## BEGIN RECORDED INFORMATION

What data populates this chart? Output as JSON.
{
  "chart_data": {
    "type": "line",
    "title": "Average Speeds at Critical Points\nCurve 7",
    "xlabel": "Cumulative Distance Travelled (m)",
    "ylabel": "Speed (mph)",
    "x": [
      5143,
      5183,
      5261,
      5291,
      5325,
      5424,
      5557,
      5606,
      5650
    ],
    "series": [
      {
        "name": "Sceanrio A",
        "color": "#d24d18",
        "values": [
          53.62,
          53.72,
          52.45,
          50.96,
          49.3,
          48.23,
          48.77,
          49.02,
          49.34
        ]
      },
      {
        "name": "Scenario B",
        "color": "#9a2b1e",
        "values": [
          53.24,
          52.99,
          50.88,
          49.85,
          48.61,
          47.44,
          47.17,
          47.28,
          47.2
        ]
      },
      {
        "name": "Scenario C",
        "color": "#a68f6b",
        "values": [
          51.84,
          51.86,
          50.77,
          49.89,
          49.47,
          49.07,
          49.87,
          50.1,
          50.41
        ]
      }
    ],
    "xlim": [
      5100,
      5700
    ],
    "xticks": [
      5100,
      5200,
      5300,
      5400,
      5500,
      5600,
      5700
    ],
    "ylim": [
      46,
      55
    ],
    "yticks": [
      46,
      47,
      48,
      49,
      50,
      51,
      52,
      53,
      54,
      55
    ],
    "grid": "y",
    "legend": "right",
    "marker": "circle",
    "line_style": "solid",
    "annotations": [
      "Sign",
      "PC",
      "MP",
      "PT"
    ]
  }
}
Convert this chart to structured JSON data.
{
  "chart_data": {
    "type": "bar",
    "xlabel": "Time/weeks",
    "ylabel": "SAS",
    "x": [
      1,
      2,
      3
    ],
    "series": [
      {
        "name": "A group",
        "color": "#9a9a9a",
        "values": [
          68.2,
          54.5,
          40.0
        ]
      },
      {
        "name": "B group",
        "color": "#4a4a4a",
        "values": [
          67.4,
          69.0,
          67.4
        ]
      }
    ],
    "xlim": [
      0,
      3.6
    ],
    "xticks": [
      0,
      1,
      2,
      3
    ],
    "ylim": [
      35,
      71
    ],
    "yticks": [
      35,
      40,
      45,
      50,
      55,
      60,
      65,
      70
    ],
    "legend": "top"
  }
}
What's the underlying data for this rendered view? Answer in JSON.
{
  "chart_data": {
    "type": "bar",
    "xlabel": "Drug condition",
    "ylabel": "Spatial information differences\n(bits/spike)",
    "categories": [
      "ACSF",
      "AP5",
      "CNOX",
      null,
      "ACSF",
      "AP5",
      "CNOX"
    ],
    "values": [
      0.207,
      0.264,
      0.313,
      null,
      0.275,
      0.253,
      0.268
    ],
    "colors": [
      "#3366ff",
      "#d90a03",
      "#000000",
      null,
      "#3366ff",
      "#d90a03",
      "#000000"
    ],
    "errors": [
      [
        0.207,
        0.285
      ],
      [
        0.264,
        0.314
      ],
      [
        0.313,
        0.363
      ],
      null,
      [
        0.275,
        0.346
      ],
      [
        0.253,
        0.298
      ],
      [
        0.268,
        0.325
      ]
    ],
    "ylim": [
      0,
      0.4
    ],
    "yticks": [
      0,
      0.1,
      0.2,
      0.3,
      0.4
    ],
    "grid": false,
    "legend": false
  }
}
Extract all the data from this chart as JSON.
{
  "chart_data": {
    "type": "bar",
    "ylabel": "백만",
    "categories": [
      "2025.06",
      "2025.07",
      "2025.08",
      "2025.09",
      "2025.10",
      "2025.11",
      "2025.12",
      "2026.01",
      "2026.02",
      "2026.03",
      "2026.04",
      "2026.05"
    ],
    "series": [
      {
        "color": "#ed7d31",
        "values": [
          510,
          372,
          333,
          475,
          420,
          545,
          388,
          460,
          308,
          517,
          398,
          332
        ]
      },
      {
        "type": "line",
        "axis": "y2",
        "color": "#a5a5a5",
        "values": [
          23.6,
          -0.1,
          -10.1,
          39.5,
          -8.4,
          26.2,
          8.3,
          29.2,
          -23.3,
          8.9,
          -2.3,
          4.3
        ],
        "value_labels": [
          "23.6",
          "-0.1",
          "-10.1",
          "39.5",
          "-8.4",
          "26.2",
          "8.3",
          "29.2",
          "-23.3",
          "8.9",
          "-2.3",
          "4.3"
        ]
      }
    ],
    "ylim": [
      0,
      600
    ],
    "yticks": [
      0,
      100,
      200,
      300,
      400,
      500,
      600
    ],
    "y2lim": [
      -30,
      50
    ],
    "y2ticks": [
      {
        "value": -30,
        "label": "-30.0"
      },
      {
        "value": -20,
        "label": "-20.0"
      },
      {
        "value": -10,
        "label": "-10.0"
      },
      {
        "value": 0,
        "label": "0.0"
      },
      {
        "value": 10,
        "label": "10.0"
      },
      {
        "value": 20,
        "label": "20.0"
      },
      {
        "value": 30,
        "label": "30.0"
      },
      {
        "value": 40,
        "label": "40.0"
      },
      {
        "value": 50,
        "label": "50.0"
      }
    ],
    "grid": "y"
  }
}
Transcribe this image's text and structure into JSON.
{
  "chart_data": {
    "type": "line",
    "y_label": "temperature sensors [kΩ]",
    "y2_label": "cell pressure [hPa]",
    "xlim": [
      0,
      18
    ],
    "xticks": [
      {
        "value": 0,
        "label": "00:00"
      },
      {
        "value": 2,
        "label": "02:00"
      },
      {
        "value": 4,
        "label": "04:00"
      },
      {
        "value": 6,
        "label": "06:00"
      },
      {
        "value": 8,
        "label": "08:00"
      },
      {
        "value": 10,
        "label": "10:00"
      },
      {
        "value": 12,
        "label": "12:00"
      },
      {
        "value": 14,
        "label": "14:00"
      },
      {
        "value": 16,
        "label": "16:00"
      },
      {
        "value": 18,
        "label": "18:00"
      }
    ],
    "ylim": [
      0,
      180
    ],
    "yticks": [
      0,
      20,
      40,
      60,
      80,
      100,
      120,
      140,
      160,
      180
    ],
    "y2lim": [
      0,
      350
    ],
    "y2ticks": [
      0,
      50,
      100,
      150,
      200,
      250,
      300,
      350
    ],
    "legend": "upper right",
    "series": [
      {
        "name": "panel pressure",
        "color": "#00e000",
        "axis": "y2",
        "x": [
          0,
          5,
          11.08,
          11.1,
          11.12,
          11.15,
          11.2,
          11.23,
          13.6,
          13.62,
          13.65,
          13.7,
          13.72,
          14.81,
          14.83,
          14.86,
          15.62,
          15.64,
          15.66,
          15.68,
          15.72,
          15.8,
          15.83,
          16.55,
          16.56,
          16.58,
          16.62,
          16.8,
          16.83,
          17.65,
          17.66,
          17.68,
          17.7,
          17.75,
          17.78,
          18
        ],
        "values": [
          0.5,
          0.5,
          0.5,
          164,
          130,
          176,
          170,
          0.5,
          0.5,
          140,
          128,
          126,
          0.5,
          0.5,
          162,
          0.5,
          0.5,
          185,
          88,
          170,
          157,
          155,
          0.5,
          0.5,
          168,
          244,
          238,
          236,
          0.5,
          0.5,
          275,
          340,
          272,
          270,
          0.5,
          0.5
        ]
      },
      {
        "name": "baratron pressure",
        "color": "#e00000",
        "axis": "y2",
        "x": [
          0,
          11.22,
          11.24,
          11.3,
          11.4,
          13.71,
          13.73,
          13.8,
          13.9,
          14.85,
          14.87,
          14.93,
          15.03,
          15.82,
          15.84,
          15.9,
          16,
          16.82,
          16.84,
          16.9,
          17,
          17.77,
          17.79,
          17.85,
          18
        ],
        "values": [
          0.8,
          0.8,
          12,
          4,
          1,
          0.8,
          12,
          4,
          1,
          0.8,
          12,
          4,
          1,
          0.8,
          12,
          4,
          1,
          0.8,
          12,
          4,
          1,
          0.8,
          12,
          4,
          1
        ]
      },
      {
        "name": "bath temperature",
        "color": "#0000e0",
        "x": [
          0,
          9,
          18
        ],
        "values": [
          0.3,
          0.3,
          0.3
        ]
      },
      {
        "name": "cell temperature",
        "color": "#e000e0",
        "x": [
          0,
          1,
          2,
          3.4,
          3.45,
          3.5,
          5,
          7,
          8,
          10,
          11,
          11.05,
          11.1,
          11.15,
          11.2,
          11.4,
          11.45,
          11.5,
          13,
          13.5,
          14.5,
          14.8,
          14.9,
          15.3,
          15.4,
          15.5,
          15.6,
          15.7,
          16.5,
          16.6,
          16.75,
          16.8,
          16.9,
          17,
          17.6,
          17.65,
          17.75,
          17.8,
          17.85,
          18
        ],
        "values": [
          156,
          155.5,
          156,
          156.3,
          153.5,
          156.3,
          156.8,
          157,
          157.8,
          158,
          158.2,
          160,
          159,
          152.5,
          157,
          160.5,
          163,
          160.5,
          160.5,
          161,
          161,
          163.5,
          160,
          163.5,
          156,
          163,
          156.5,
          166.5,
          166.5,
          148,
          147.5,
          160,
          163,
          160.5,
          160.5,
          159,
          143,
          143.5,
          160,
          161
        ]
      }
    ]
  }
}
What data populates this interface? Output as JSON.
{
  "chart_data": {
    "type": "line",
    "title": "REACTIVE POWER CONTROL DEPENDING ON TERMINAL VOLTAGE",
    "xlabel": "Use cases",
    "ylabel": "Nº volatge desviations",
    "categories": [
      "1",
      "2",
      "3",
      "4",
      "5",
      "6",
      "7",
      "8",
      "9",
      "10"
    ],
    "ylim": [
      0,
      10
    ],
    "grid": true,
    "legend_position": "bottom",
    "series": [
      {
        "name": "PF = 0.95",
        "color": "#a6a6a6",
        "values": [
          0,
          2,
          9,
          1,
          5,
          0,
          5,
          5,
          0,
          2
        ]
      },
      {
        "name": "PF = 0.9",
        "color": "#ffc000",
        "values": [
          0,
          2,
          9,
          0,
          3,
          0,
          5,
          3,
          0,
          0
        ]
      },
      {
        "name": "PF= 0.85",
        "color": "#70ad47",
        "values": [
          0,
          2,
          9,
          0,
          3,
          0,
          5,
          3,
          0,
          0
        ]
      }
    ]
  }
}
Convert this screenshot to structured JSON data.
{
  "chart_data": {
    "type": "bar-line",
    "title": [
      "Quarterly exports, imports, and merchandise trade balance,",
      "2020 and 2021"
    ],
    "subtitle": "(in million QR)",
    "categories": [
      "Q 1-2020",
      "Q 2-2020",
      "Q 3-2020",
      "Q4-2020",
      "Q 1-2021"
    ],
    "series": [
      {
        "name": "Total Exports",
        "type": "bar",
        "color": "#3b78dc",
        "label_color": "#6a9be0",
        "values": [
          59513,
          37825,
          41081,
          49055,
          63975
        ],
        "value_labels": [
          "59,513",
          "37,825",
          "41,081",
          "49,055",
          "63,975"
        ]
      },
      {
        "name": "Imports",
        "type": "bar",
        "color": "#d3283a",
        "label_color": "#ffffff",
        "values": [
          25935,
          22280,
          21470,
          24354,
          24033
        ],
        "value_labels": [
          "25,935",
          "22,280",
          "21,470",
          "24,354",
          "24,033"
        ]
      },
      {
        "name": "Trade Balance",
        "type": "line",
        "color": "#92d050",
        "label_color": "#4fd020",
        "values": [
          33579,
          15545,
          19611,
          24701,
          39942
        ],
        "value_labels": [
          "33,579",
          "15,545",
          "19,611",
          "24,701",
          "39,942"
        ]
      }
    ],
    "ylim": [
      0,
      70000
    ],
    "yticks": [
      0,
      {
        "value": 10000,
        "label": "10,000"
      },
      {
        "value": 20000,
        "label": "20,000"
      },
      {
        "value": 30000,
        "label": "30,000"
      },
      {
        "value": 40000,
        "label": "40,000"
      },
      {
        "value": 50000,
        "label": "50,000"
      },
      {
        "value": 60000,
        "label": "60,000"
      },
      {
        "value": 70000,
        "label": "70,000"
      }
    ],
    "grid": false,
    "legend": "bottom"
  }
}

## END RECORDED INFORMATION

SHORT TASK:
Look through the listing and extract every line with "JSON" in it.

COMPLETED TASK:
What data populates this chart? Output as JSON.
Convert this chart to structured JSON data.
What's the underlying data for this rendered view? Answer in JSON.
Extract all the data from this chart as JSON.
Transcribe this image's text and structure into JSON.
What data populates this interface? Output as JSON.
Convert this screenshot to structured JSON data.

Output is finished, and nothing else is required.